List every line of the material below that contains the string "upload", copying each line in full. Case counts.

● ● ●

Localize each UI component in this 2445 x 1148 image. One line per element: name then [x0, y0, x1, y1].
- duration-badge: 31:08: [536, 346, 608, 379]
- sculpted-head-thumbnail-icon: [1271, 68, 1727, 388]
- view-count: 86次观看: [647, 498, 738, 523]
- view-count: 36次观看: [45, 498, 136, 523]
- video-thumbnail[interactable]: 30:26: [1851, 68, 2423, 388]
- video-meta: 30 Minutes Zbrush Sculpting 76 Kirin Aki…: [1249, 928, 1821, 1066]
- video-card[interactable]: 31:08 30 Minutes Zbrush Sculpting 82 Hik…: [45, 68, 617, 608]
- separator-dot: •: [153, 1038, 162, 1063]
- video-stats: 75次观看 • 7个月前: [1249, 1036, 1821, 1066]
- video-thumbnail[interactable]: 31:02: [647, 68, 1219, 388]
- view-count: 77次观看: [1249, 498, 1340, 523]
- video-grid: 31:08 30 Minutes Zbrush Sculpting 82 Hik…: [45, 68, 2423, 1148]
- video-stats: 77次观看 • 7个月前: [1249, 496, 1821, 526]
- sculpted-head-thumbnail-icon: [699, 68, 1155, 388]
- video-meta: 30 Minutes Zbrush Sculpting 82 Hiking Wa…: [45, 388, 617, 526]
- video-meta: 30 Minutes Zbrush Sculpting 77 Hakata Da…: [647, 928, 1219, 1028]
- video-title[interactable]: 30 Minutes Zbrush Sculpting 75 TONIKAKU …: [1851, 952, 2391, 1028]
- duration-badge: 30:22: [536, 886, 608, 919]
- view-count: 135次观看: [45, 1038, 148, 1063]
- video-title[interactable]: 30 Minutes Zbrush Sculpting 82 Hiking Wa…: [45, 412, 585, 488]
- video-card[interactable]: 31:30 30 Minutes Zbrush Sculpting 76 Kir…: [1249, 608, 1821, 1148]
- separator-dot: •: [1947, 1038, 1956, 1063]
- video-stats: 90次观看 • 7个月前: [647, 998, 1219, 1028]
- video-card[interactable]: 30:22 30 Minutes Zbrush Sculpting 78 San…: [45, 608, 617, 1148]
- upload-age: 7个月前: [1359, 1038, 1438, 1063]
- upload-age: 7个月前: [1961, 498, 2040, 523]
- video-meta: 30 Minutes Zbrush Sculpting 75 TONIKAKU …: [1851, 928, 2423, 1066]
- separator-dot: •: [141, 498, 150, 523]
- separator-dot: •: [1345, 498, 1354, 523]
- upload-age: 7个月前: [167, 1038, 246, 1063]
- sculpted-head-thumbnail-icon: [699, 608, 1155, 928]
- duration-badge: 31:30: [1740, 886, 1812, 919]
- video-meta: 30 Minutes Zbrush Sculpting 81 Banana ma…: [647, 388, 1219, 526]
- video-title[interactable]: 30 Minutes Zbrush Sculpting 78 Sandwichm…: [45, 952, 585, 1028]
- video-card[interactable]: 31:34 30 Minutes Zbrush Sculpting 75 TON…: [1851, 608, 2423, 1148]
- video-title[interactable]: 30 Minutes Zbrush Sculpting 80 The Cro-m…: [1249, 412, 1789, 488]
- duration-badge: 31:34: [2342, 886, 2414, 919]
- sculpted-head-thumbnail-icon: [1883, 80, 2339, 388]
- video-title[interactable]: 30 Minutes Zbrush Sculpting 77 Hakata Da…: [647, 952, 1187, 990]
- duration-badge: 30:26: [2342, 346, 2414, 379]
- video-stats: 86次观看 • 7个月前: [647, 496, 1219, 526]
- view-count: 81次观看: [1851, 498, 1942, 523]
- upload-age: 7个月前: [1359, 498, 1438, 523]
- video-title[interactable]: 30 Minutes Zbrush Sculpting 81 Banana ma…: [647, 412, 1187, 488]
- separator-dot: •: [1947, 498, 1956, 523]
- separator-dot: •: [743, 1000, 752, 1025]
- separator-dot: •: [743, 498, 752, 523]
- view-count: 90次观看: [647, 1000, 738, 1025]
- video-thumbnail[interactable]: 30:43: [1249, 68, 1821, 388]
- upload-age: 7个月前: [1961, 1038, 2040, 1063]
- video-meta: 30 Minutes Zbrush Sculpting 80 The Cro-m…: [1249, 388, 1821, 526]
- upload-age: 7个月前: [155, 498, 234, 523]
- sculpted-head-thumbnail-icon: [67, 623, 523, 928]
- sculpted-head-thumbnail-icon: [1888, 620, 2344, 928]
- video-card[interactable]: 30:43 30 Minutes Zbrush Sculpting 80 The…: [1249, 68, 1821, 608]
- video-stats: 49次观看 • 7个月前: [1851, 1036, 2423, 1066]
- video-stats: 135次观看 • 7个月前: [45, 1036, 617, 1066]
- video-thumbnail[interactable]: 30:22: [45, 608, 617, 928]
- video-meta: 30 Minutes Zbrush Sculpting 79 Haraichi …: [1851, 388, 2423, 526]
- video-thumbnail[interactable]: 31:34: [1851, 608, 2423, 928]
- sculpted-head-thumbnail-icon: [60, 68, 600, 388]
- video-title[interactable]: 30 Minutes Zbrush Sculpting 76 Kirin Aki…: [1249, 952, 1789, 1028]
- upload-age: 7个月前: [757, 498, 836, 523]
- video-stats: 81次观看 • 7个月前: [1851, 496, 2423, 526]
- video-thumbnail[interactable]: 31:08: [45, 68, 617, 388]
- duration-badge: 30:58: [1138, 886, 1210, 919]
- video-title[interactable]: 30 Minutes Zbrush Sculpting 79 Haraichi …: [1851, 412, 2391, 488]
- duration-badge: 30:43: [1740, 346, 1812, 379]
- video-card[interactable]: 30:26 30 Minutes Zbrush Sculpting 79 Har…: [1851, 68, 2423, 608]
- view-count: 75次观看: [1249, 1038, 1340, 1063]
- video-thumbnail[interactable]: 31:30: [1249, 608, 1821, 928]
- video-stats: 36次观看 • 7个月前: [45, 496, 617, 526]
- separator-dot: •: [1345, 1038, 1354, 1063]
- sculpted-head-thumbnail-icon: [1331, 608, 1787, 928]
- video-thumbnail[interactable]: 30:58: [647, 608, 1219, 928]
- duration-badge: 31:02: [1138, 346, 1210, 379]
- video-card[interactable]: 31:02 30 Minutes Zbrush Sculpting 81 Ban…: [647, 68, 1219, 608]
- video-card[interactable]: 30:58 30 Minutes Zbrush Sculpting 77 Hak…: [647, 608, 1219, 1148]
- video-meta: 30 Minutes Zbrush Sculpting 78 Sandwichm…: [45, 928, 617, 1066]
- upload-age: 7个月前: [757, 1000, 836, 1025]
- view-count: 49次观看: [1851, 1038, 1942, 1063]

● ● ●

**Result for this exercise:**
- upload-age: 7个月前: [1359, 1038, 1438, 1063]
- upload-age: 7个月前: [1961, 498, 2040, 523]
- upload-age: 7个月前: [167, 1038, 246, 1063]
- upload-age: 7个月前: [1359, 498, 1438, 523]
- upload-age: 7个月前: [1961, 1038, 2040, 1063]
- upload-age: 7个月前: [155, 498, 234, 523]
- upload-age: 7个月前: [757, 498, 836, 523]
- upload-age: 7个月前: [757, 1000, 836, 1025]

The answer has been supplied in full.